▸ Requirements
The listing below is the input. Say how many of its lines contain "Calamba", giving the number alone.

>> START Data for the task

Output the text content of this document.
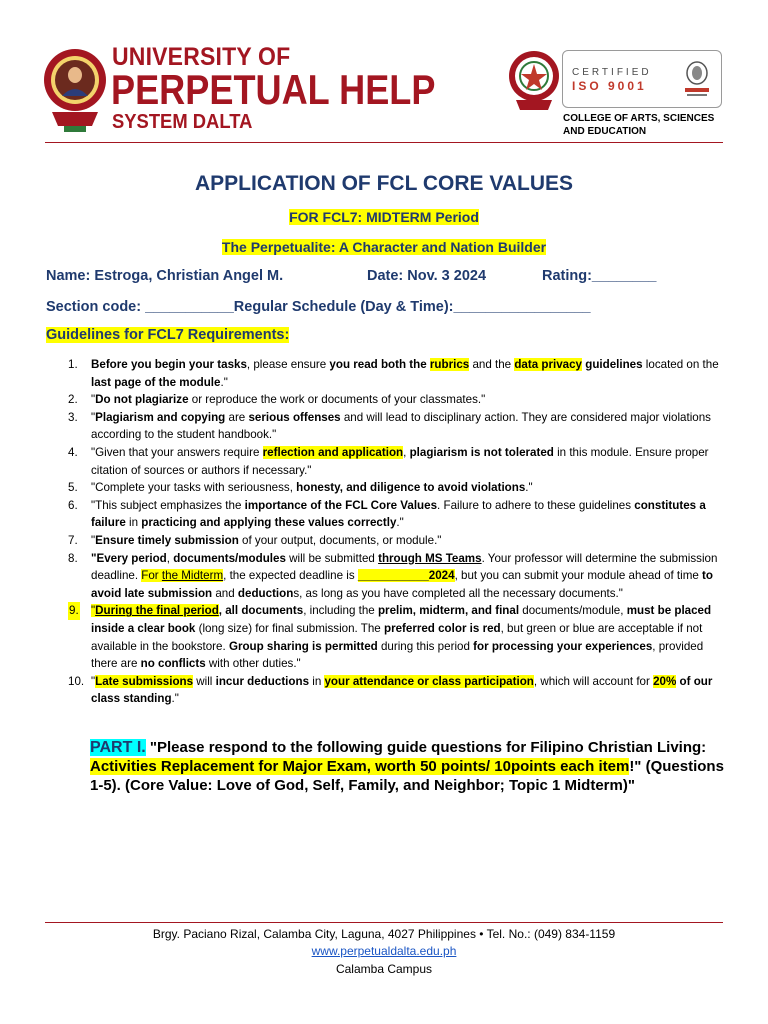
UNIVERSITY OF
PERPETUAL HELP
SYSTEM DALTA
CERTIFIED
ISO 9001
COLLEGE OF ARTS, SCIENCES AND EDUCATION
APPLICATION OF FCL CORE VALUES
FOR FCL7: MIDTERM Period
The Perpetualite: A Character and Nation Builder
Name: Estroga, Christian Angel M.	Date: Nov. 3 2024	Rating:________
Section code: ___________Regular Schedule (Day & Time):_________________
Guidelines for FCL7 Requirements:

1. Before you begin your tasks, please ensure you read both the rubrics and the data privacy guidelines located on the last page of the module."

2. "Do not plagiarize or reproduce the work or documents of your classmates."

3. "Plagiarism and copying are serious offenses and will lead to disciplinary action. They are considered major violations according to the student handbook."

4. "Given that your answers require reflection and application, plagiarism is not tolerated in this module. Ensure proper citation of sources or authors if necessary."

5. "Complete your tasks with seriousness, honesty, and diligence to avoid violations."

6. "This subject emphasizes the importance of the FCL Core Values. Failure to adhere to these guidelines constitutes a failure in practicing and applying these values correctly."

7. "Ensure timely submission of your output, documents, or module."

8. "Every period, documents/modules will be submitted through MS Teams. Your professor will determine the submission deadline. For the Midterm, the expected deadline is ___________2024, but you can submit your module ahead of time to avoid late submission and deductions, as long as you have completed all the necessary documents."

9. "During the final period, all documents, including the prelim, midterm, and final documents/module, must be placed inside a clear book (long size) for final submission. The preferred color is red, but green or blue are acceptable if not available in the bookstore. Group sharing is permitted during this period for processing your experiences, provided there are no conflicts with other duties."

10. "Late submissions will incur deductions in your attendance or class participation, which will account for 20% of our class standing."

PART I. "Please respond to the following guide questions for Filipino Christian Living: Activities Replacement for Major Exam, worth 50 points/ 10points each item!" (Questions 1-5). (Core Value: Love of God, Self, Family, and Neighbor; Topic 1 Midterm)"
Brgy. Paciano Rizal, Calamba City, Laguna, 4027 Philippines • Tel. No.: (049) 834-1159
www.perpetualdalta.edu.ph
Calamba Campus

>> END Data for the task

▸ Exercise solution
2